Objective:
Please output every line of the material as it stands, without the pictures.

Input for this task:
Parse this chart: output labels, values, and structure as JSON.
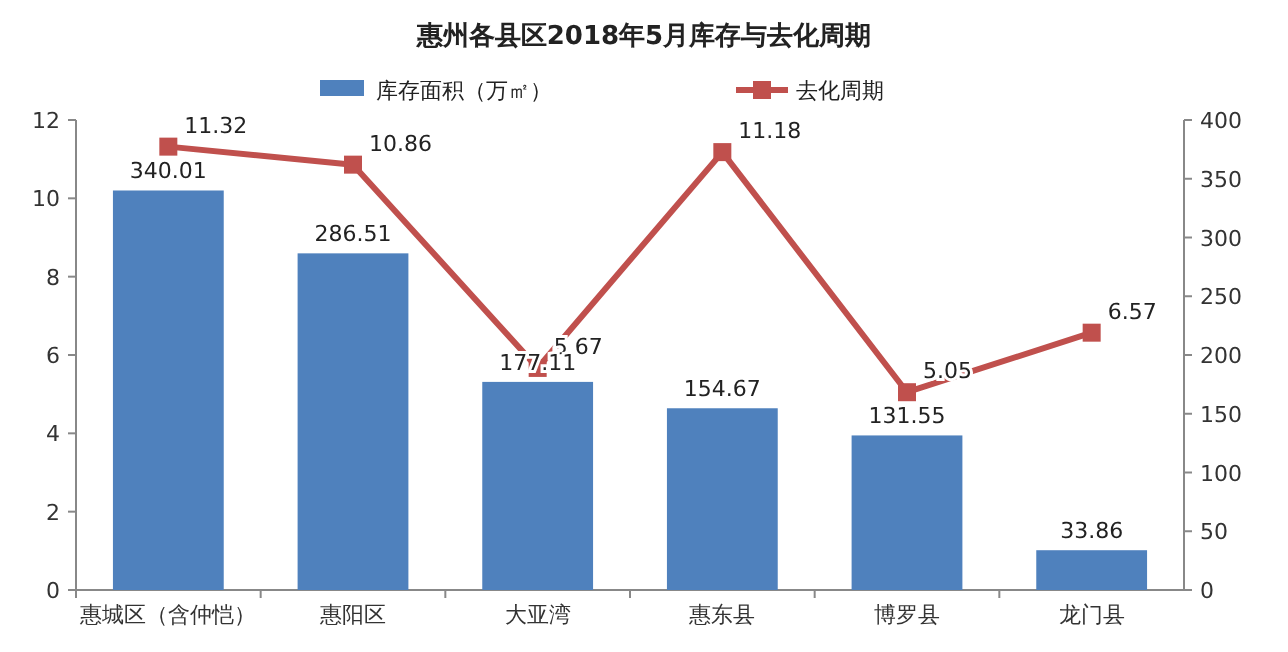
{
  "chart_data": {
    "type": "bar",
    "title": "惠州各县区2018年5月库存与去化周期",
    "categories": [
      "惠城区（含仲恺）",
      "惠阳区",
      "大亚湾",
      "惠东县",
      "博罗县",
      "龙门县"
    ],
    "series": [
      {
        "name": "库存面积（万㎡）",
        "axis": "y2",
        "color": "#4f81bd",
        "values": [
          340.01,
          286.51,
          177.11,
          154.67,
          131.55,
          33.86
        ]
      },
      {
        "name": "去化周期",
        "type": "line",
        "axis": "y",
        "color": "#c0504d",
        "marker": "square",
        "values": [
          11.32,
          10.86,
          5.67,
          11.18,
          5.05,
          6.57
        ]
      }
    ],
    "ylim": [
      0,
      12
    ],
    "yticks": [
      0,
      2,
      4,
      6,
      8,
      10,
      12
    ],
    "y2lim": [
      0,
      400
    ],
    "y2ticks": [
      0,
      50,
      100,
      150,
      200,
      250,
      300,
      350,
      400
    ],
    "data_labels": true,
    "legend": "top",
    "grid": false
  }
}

Exercise response:
Parse this chart: output labels, values, and structure as JSON.
{
  "chart_data": {
    "type": "bar",
    "title": "惠州各县区2018年5月库存与去化周期",
    "categories": [
      "惠城区（含仲恺）",
      "惠阳区",
      "大亚湾",
      "惠东县",
      "博罗县",
      "龙门县"
    ],
    "series": [
      {
        "name": "库存面积（万㎡）",
        "axis": "y2",
        "color": "#4f81bd",
        "values": [
          340.01,
          286.51,
          177.11,
          154.67,
          131.55,
          33.86
        ]
      },
      {
        "name": "去化周期",
        "type": "line",
        "axis": "y",
        "color": "#c0504d",
        "marker": "square",
        "values": [
          11.32,
          10.86,
          5.67,
          11.18,
          5.05,
          6.57
        ]
      }
    ],
    "ylim": [
      0,
      12
    ],
    "yticks": [
      0,
      2,
      4,
      6,
      8,
      10,
      12
    ],
    "y2lim": [
      0,
      400
    ],
    "y2ticks": [
      0,
      50,
      100,
      150,
      200,
      250,
      300,
      350,
      400
    ],
    "data_labels": true,
    "legend": "top",
    "grid": false
  }
}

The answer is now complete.